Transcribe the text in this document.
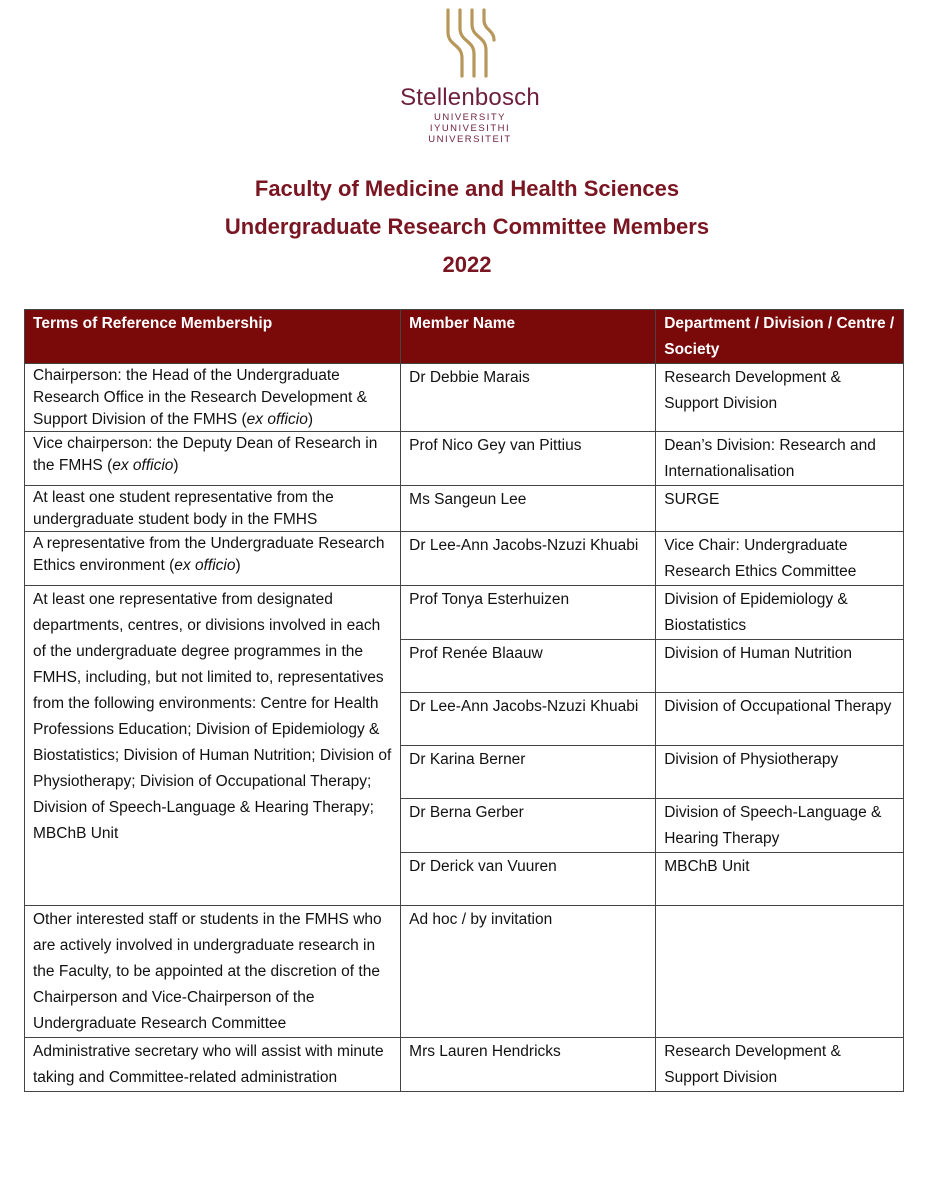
Stellenbosch
UNIVERSITY
IYUNIVESITHI
UNIVERSITEIT
Faculty of Medicine and Health Sciences
Undergraduate Research Committee Members
2022
Terms of Reference Membership	Member Name	Department / Division / Centre / Society
Chairperson: the Head of the Undergraduate Research Office in the Research Development & Support Division of the FMHS (ex officio)	Dr Debbie Marais	Research Development & Support Division
Vice chairperson: the Deputy Dean of Research in the FMHS (ex officio)	Prof Nico Gey van Pittius	Dean’s Division: Research and Internationalisation
At least one student representative from the undergraduate student body in the FMHS	Ms Sangeun Lee	SURGE
A representative from the Undergraduate Research Ethics environment (ex officio)	Dr Lee-Ann Jacobs-Nzuzi Khuabi	Vice Chair: Undergraduate Research Ethics Committee
At least one representative from designated departments, centres, or divisions involved in each of the undergraduate degree programmes in the FMHS, including, but not limited to, representatives from the following environments: Centre for Health Professions Education; Division of Epidemiology & Biostatistics; Division of Human Nutrition; Division of Physiotherapy; Division of Occupational Therapy; Division of Speech-Language & Hearing Therapy; MBChB Unit	Prof Tonya Esterhuizen	Division of Epidemiology & Biostatistics
	Prof Renée Blaauw	Division of Human Nutrition
	Dr Lee-Ann Jacobs-Nzuzi Khuabi	Division of Occupational Therapy
	Dr Karina Berner	Division of Physiotherapy
	Dr Berna Gerber	Division of Speech-Language & Hearing Therapy
	Dr Derick van Vuuren	MBChB Unit
Other interested staff or students in the FMHS who are actively involved in undergraduate research in the Faculty, to be appointed at the discretion of the Chairperson and Vice-Chairperson of the Undergraduate Research Committee	Ad hoc / by invitation	
Administrative secretary who will assist with minute taking and Committee-related administration	Mrs Lauren Hendricks	Research Development & Support Division
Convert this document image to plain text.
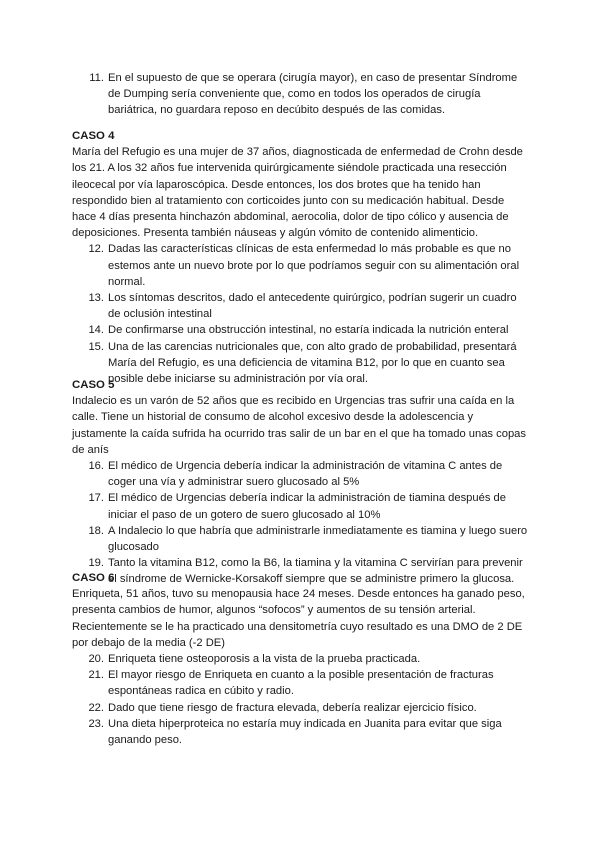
11. En el supuesto de que se operara (cirugía mayor), en caso de presentar Síndrome de Dumping sería conveniente que, como en todos los operados de cirugía bariátrica, no guardara reposo en decúbito después de las comidas.

CASO 4

María del Refugio es una mujer de 37 años, diagnosticada de enfermedad de Crohn desde los 21. A los 32 años fue intervenida quirúrgicamente siéndole practicada una resección ileocecal por vía laparoscópica. Desde entonces, los dos brotes que ha tenido han respondido bien al tratamiento con corticoides junto con su medicación habitual. Desde hace 4 días presenta hinchazón abdominal, aerocolia, dolor de tipo cólico y ausencia de deposiciones. Presenta también náuseas y algún vómito de contenido alimenticio.

12. Dadas las características clínicas de esta enfermedad lo más probable es que no estemos ante un nuevo brote por lo que podríamos seguir con su alimentación oral normal.
13. Los síntomas descritos, dado el antecedente quirúrgico, podrían sugerir un cuadro de oclusión intestinal
14. De confirmarse una obstrucción intestinal, no estaría indicada la nutrición enteral
15. Una de las carencias nutricionales que, con alto grado de probabilidad, presentará María del Refugio, es una deficiencia de vitamina B12, por lo que en cuanto sea posible debe iniciarse su administración por vía oral.

CASO 5

Indalecio es un varón de 52 años que es recibido en Urgencias tras sufrir una caída en la calle. Tiene un historial de consumo de alcohol excesivo desde la adolescencia y justamente la caída sufrida ha ocurrido tras salir de un bar en el que ha tomado unas copas de anís

16. El médico de Urgencia debería indicar la administración de vitamina C antes de coger una vía y administrar suero glucosado al 5%
17. El médico de Urgencias debería indicar la administración de tiamina después de iniciar el paso de un gotero de suero glucosado al 10%
18. A Indalecio lo que habría que administrarle inmediatamente es tiamina y luego suero glucosado
19. Tanto la vitamina B12, como la B6, la tiamina y la vitamina C servirían para prevenir el síndrome de Wernicke-Korsakoff siempre que se administre primero la glucosa.

CASO 6

Enriqueta, 51 años, tuvo su menopausia hace 24 meses. Desde entonces ha ganado peso, presenta cambios de humor, algunos “sofocos” y aumentos de su tensión arterial. Recientemente se le ha practicado una densitometría cuyo resultado es una DMO de 2 DE por debajo de la media (-2 DE)

20. Enriqueta tiene osteoporosis a la vista de la prueba practicada.
21. El mayor riesgo de Enriqueta en cuanto a la posible presentación de fracturas espontáneas radica en cúbito y radio.
22. Dado que tiene riesgo de fractura elevada, debería realizar ejercicio físico.
23. Una dieta hiperproteica no estaría muy indicada en Juanita para evitar que siga ganando peso.
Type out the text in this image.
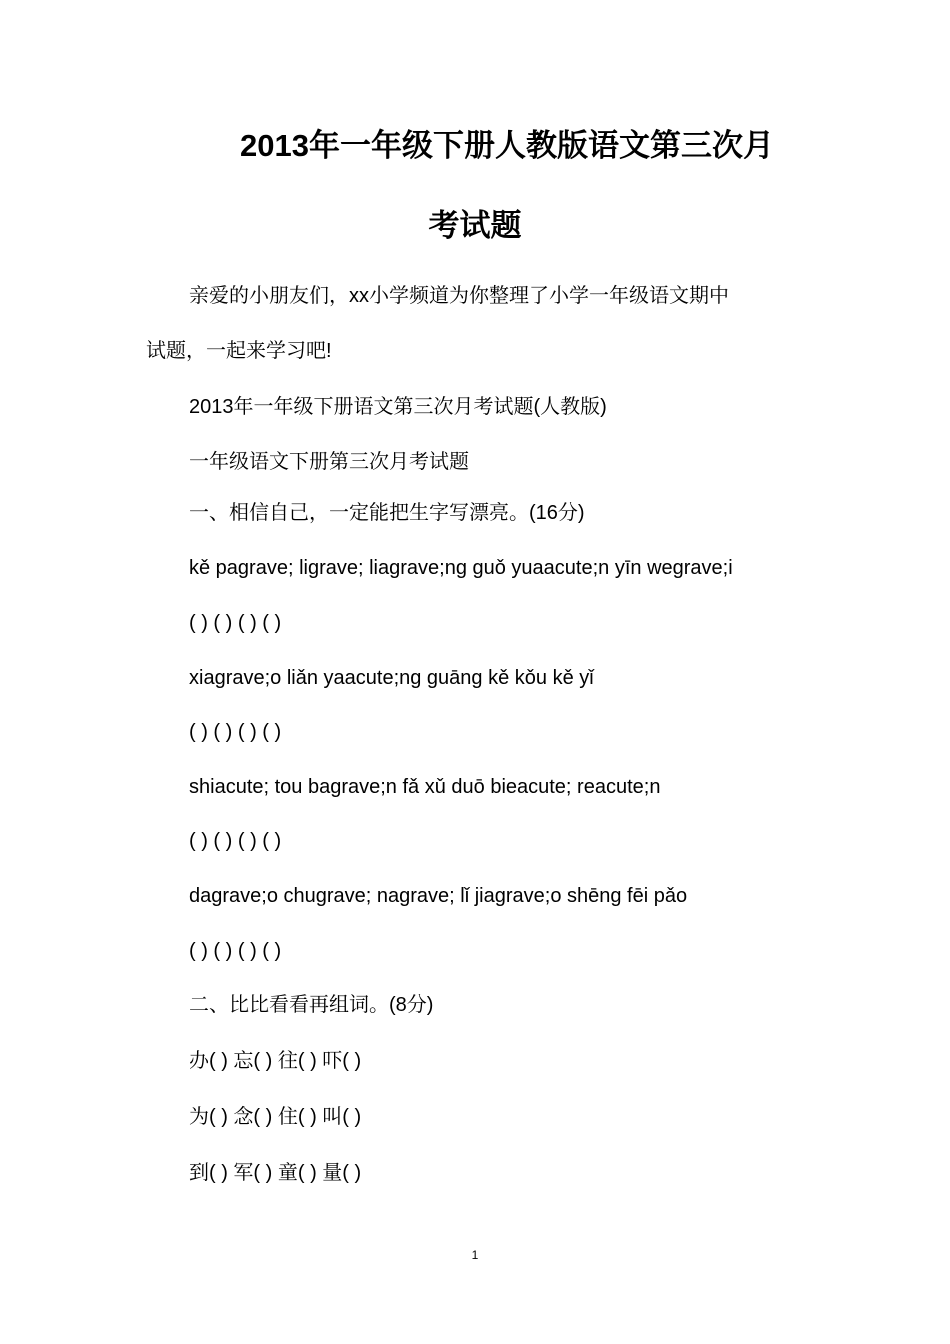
2013年一年级下册人教版语文第三次月
考试题
亲爱的小朋友们，xx小学频道为你整理了小学一年级语文期中
试题，一起来学习吧!
2013年一年级下册语文第三次月考试题(人教版)
一年级语文下册第三次月考试题
一、相信自己，一定能把生字写漂亮。(16分)
kě pagrave; ligrave; liagrave;ng guǒ yuaacute;n yīn wegrave;i
( ) ( ) ( ) ( )
xiagrave;o liǎn yaacute;ng guāng kě kǒu kě yǐ
( ) ( ) ( ) ( )
shiacute; tou bagrave;n fǎ xǔ duō bieacute; reacute;n
( ) ( ) ( ) ( )
dagrave;o chugrave; nagrave; lǐ jiagrave;o shēng fēi pǎo
( ) ( ) ( ) ( )
二、比比看看再组词。(8分)
办( ) 忘( ) 往( ) 吓( )
为( ) 念( ) 住( ) 叫( )
到( ) 军( ) 童( ) 量( )
1
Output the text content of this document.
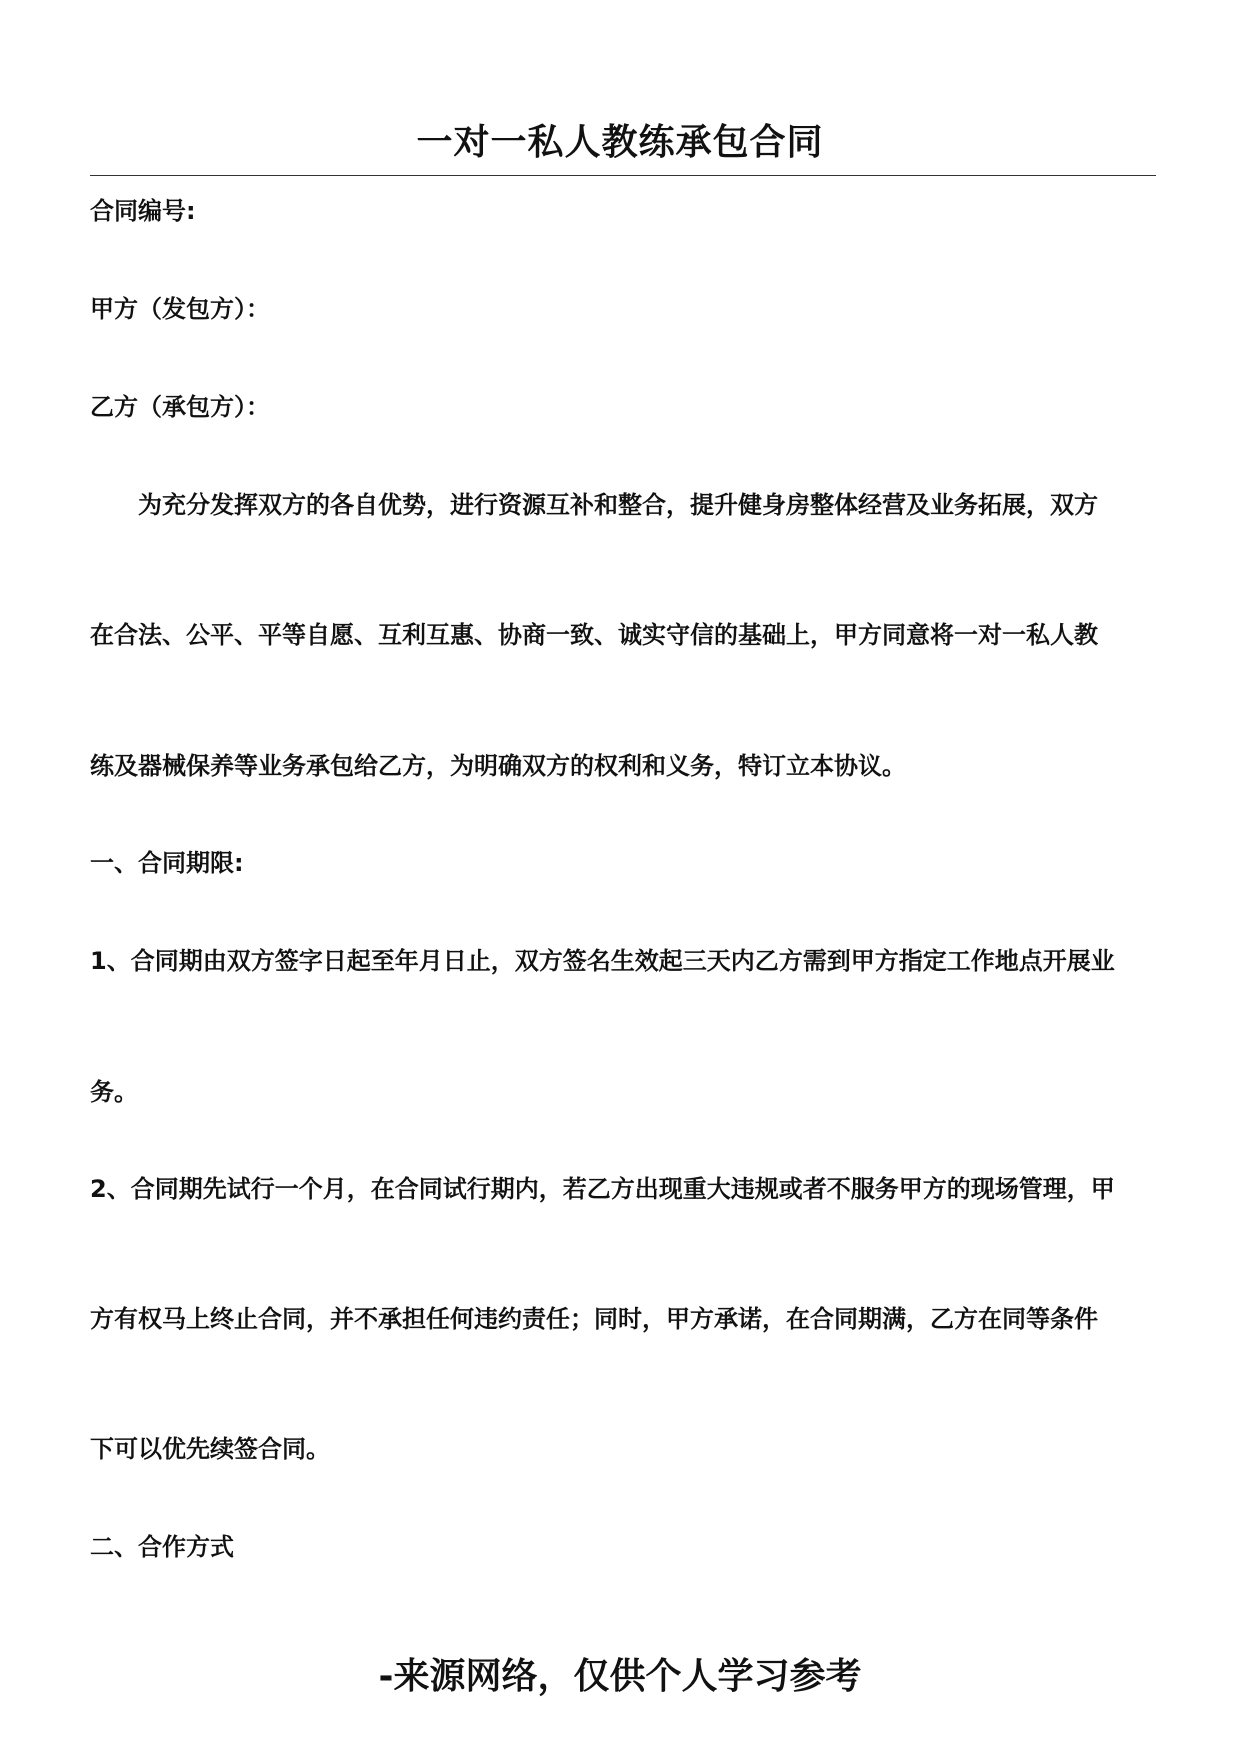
一对一私人教练承包合同
合同编号:
甲方（发包方）：
乙方（承包方）：
为充分发挥双方的各自优势，进行资源互补和整合，提升健身房整体经营及业务拓展，双方
在合法、公平、平等自愿、互利互惠、协商一致、诚实守信的基础上，甲方同意将一对一私人教
练及器械保养等业务承包给乙方，为明确双方的权利和义务，特订立本协议。
一、合同期限:
1、合同期由双方签字日起至年月日止，双方签名生效起三天内乙方需到甲方指定工作地点开展业
务。
2、合同期先试行一个月，在合同试行期内，若乙方出现重大违规或者不服务甲方的现场管理，甲
方有权马上终止合同，并不承担任何违约责任；同时，甲方承诺，在合同期满，乙方在同等条件
下可以优先续签合同。
二、合作方式
-来源网络，仅供个人学习参考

> _What is expected_
Where does the word "image" appear? Return each line that holds it.

> _Task response_
Convert this document image to plain text.
Type out the text in this image.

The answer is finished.